Figure record listings
* * * * * * *

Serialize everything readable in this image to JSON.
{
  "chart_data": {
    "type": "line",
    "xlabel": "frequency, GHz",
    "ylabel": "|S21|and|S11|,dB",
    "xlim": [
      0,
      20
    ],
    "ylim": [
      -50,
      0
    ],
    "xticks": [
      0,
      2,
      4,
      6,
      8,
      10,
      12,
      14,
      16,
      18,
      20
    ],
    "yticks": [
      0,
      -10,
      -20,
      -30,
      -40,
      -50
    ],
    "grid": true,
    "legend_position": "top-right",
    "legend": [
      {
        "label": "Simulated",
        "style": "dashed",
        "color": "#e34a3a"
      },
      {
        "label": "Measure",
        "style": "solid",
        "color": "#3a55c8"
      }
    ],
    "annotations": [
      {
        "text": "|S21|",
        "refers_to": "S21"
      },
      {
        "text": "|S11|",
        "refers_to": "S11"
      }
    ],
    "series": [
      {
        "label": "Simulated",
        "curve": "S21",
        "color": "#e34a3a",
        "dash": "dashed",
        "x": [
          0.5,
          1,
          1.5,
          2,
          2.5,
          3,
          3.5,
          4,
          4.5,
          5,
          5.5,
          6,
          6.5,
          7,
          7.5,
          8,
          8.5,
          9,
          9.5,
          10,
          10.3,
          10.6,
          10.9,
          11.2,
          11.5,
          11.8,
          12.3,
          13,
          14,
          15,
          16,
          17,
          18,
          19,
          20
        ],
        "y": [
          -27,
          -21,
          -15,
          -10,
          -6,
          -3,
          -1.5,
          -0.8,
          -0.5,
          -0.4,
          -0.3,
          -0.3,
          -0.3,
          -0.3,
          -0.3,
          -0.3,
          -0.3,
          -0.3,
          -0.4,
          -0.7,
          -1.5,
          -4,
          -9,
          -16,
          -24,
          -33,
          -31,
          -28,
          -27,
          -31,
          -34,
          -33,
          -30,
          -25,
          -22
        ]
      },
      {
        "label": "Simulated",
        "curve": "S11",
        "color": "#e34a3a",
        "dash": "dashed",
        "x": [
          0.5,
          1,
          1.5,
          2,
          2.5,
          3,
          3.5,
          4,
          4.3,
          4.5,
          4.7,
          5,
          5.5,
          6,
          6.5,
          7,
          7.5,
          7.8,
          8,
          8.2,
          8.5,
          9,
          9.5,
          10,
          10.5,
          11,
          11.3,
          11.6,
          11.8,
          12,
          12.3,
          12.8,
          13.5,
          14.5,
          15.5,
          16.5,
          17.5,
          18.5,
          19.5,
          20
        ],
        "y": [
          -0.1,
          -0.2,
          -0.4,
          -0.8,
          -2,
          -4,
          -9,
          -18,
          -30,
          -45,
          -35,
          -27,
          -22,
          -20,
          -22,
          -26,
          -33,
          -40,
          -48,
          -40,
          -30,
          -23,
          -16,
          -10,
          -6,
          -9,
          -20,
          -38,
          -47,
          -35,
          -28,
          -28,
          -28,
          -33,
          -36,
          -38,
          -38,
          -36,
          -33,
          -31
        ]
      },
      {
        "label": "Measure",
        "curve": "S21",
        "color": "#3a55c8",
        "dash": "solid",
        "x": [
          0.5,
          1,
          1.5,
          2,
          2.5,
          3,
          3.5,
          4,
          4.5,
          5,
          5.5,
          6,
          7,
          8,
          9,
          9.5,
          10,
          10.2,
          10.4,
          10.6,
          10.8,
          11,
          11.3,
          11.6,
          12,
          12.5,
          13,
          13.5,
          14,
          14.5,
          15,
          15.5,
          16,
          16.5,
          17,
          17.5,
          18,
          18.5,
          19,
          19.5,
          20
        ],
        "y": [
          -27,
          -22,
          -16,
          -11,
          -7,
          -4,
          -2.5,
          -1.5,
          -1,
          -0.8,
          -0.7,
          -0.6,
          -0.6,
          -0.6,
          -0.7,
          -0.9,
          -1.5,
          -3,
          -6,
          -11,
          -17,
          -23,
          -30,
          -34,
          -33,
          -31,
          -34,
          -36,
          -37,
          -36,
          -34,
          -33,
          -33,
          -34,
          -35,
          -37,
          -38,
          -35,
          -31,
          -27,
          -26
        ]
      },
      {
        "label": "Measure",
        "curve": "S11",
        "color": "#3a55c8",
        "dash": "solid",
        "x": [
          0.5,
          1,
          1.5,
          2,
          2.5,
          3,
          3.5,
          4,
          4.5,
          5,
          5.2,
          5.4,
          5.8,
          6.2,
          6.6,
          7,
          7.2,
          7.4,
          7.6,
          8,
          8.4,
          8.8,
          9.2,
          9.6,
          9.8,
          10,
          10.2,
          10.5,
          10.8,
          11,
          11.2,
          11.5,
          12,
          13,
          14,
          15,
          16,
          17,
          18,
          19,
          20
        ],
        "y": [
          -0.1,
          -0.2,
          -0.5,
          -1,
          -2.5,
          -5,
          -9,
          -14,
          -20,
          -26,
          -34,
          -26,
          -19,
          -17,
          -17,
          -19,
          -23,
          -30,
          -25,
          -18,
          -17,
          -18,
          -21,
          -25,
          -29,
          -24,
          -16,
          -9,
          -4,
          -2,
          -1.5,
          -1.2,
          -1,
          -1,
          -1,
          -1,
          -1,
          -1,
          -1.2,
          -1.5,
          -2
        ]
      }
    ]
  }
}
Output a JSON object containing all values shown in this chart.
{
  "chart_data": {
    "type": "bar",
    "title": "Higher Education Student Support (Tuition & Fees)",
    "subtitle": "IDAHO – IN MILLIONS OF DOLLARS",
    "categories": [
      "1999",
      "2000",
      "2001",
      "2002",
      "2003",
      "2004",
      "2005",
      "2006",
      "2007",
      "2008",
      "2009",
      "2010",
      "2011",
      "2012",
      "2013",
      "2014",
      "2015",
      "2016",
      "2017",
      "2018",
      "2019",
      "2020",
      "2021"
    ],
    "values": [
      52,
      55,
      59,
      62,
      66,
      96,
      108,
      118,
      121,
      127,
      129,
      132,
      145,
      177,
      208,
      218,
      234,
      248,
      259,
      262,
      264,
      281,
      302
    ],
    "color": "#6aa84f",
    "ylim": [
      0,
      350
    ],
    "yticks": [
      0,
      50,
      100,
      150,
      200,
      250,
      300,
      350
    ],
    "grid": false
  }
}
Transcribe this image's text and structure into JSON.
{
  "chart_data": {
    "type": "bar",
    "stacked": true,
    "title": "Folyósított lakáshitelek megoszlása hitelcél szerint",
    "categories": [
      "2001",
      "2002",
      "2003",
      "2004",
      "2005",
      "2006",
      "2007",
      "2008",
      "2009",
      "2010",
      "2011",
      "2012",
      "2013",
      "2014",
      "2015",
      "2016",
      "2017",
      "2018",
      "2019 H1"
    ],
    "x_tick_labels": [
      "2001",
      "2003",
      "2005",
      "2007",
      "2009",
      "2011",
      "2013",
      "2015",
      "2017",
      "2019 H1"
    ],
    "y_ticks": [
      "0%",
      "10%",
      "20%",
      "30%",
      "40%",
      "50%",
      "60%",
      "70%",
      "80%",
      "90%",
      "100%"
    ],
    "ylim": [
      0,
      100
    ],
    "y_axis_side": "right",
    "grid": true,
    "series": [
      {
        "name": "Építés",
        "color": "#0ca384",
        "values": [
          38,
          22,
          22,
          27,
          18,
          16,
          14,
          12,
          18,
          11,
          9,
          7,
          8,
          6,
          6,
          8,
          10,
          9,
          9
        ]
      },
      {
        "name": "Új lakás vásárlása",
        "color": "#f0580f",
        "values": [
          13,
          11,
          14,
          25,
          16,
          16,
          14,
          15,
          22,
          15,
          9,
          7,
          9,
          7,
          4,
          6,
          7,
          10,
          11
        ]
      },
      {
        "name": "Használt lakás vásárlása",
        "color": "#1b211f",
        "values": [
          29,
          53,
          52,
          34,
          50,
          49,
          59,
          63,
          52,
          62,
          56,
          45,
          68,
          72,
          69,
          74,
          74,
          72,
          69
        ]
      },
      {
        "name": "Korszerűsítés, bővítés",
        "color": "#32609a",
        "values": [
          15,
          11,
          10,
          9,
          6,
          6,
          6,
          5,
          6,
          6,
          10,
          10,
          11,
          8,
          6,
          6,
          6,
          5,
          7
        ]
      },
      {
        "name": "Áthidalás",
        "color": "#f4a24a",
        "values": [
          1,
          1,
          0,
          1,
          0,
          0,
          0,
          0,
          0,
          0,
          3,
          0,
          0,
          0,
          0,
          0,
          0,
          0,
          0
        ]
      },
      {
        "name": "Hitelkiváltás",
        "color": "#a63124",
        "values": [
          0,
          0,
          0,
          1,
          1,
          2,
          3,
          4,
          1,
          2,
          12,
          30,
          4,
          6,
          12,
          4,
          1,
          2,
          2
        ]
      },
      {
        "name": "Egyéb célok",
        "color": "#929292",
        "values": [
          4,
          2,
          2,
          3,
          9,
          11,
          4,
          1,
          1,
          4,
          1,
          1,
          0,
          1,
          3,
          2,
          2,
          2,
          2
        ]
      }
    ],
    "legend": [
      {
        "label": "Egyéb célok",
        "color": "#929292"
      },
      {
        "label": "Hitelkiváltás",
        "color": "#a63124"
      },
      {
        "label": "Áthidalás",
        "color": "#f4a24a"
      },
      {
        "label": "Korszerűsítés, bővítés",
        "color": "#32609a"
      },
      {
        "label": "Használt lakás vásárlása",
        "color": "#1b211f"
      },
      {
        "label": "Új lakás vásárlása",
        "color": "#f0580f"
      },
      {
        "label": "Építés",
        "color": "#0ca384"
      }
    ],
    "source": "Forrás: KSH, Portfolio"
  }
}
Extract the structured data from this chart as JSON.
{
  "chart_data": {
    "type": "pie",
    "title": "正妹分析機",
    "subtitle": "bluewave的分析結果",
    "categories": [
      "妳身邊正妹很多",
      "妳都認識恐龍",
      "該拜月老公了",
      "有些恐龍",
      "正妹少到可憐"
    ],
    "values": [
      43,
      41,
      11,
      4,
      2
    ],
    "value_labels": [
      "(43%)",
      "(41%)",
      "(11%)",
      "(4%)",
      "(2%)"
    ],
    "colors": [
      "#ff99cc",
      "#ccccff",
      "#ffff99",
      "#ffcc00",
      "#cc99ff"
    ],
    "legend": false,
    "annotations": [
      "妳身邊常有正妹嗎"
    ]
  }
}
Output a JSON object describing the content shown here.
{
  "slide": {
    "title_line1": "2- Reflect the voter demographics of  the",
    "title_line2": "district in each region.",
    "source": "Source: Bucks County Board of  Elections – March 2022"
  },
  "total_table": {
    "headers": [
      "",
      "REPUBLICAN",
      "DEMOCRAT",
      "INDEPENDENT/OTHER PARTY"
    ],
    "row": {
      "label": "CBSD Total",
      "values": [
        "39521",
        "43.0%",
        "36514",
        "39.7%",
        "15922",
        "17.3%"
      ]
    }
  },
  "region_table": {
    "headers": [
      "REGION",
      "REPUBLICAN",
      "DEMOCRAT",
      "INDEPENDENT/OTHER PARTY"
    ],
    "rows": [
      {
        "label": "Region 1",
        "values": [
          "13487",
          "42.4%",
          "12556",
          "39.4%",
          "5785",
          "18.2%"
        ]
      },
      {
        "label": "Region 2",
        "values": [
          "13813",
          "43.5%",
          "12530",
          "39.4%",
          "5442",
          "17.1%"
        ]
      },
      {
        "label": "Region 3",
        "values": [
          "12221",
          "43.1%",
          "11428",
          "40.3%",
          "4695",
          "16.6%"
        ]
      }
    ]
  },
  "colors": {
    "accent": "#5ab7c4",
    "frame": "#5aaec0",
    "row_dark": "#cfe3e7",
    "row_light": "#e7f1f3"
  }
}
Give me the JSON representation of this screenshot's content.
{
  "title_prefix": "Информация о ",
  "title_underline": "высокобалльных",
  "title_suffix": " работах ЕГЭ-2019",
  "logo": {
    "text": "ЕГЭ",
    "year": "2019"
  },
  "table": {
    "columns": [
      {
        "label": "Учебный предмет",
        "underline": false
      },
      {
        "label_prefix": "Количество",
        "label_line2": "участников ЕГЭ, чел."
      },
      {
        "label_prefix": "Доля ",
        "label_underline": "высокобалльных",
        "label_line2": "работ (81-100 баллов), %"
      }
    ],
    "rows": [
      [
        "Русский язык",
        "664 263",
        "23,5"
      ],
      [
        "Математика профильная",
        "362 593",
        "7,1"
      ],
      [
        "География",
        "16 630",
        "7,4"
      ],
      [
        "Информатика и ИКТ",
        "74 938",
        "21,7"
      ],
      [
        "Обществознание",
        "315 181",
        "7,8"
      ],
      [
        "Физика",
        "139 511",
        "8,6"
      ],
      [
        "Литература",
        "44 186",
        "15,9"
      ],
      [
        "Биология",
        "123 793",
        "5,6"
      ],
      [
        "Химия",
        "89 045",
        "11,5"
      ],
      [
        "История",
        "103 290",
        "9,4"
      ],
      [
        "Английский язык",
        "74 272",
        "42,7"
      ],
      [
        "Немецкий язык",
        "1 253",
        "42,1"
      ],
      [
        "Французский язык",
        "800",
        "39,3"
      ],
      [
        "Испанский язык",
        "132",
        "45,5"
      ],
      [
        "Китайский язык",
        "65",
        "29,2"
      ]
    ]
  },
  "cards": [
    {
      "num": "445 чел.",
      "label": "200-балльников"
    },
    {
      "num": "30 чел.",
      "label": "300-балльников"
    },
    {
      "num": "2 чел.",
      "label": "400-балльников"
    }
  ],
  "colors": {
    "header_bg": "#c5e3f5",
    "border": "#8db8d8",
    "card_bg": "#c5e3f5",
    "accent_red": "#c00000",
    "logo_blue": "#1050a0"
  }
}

* * * * * * *

**Set exercise**: Above are some records. Count the lines among them with the word "Hitelkiváltás", and answer with the number only.

**Result of the exercise**: 2